* _What you should do_:
Copy every line of the records below that holds the word "still".

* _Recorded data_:

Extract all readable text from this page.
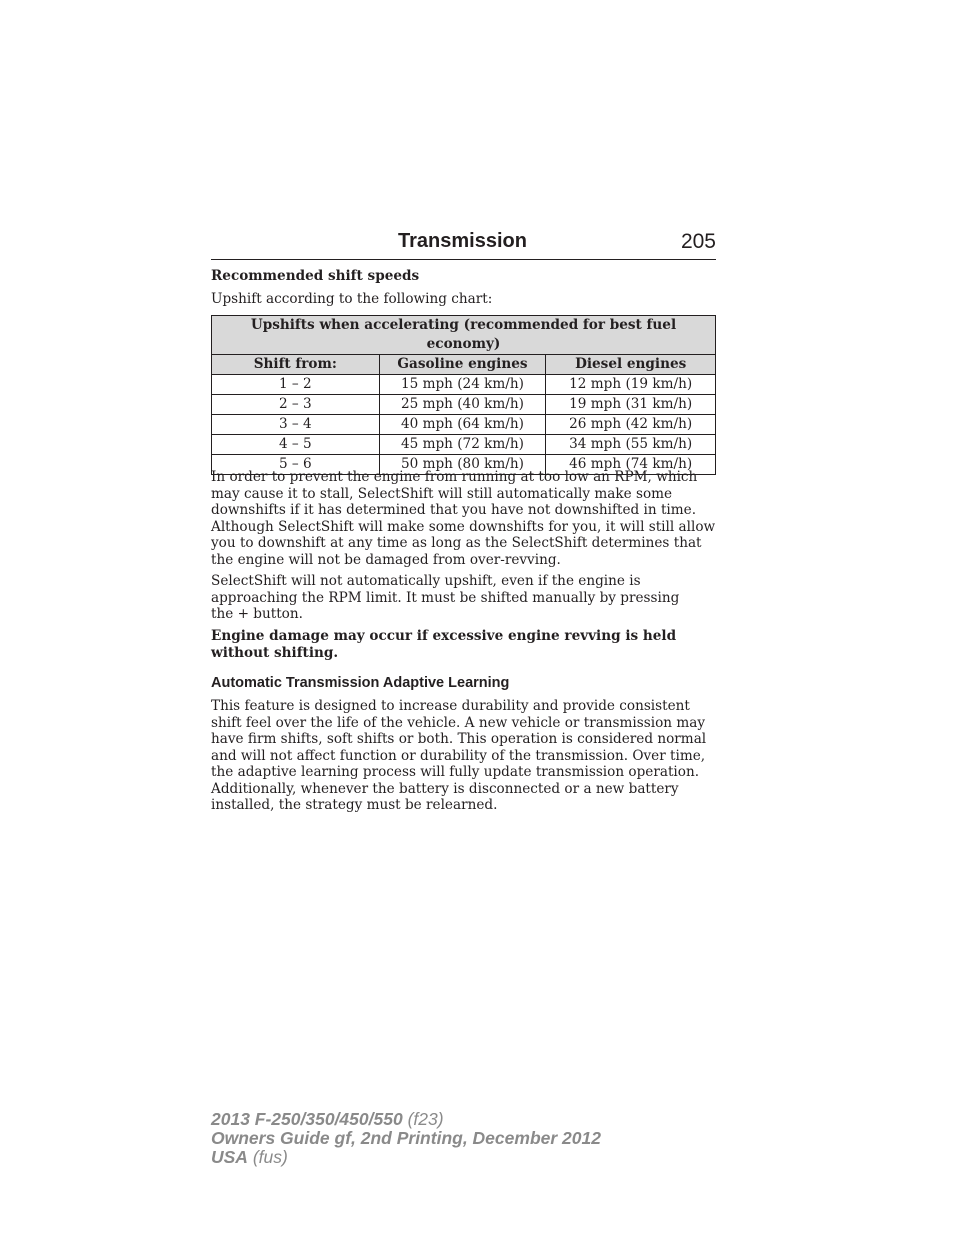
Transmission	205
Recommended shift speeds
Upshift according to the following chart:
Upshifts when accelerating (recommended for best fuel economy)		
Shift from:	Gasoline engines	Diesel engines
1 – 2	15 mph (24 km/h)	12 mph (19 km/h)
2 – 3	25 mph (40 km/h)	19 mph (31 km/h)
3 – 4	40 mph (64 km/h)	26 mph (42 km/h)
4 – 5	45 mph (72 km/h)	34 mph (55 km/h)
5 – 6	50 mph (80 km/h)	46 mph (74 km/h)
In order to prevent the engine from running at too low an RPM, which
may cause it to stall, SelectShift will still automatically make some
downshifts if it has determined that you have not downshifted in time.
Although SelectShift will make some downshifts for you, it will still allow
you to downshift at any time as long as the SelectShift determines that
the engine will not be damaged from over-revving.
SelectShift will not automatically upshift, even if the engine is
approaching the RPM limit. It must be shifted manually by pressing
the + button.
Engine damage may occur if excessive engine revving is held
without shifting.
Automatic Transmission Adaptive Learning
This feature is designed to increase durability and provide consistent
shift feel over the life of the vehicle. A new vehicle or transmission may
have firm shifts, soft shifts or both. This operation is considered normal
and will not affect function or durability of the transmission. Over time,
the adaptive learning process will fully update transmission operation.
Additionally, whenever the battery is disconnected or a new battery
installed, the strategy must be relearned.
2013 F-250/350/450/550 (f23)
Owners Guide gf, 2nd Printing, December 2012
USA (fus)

...

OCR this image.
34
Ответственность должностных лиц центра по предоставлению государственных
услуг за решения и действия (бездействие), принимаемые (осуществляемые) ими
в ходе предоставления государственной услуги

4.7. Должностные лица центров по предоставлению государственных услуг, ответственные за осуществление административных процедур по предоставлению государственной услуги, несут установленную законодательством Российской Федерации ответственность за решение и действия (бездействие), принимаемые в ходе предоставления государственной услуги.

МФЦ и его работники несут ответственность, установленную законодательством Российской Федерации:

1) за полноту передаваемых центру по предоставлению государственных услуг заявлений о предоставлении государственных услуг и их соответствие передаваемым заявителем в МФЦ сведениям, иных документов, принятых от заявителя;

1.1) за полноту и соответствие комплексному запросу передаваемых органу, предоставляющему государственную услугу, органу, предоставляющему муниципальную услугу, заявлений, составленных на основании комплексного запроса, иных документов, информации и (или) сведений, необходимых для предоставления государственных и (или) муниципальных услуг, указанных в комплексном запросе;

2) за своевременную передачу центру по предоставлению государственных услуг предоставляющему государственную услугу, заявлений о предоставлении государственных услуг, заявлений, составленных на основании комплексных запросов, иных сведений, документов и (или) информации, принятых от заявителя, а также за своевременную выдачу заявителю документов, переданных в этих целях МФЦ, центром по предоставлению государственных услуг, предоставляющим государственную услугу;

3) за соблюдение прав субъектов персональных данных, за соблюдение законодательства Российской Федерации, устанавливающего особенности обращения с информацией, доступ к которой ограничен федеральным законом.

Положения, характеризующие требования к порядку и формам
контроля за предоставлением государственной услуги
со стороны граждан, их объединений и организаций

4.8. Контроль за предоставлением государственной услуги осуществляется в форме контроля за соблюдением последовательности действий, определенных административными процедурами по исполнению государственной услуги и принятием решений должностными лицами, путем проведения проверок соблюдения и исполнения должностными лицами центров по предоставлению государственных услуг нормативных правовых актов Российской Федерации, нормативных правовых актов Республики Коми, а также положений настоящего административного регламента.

* * *

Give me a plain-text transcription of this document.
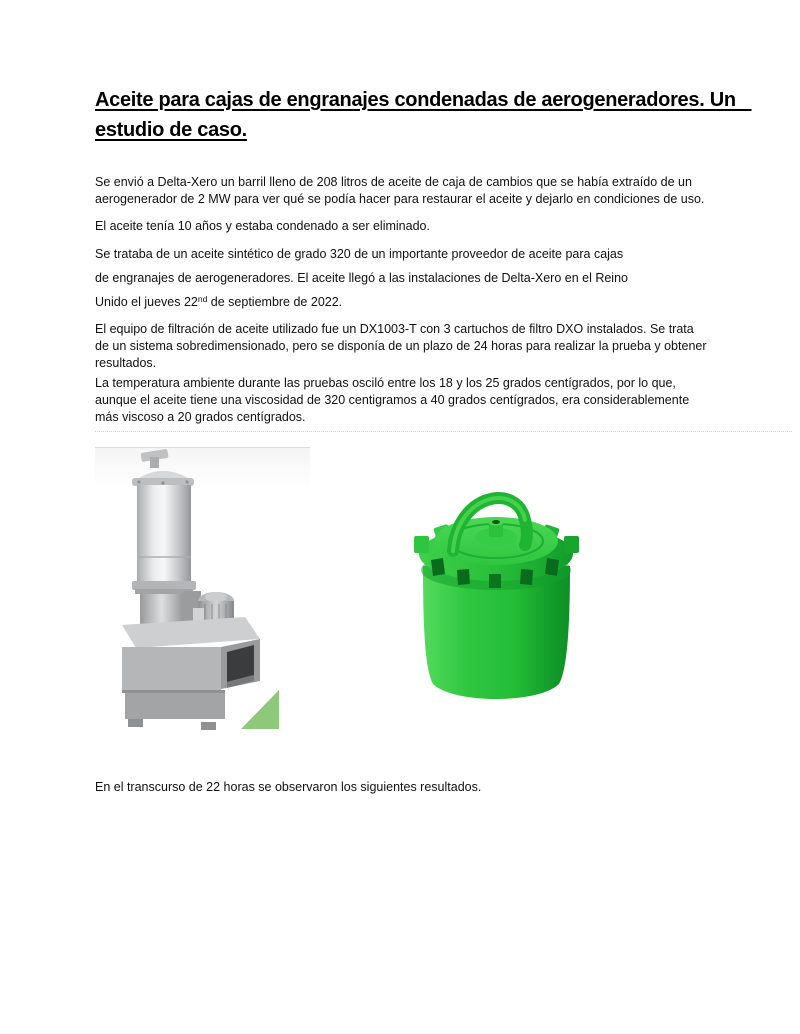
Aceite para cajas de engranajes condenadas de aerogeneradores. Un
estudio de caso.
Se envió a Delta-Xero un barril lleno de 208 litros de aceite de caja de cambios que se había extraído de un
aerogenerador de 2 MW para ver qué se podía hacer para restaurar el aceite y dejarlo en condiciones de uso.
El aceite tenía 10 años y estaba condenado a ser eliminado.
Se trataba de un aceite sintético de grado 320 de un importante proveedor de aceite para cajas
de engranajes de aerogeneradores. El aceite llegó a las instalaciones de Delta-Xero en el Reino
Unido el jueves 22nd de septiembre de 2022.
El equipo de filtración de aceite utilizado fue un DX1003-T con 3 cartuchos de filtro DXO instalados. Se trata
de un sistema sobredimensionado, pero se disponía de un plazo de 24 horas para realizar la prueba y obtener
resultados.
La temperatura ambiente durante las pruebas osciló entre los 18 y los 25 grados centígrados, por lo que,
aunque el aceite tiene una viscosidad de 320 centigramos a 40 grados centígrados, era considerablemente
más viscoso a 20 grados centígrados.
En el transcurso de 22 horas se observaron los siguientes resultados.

* _Task solution_:
may cause it to stall, SelectShift will still automatically make some
Although SelectShift will make some downshifts for you, it will still allow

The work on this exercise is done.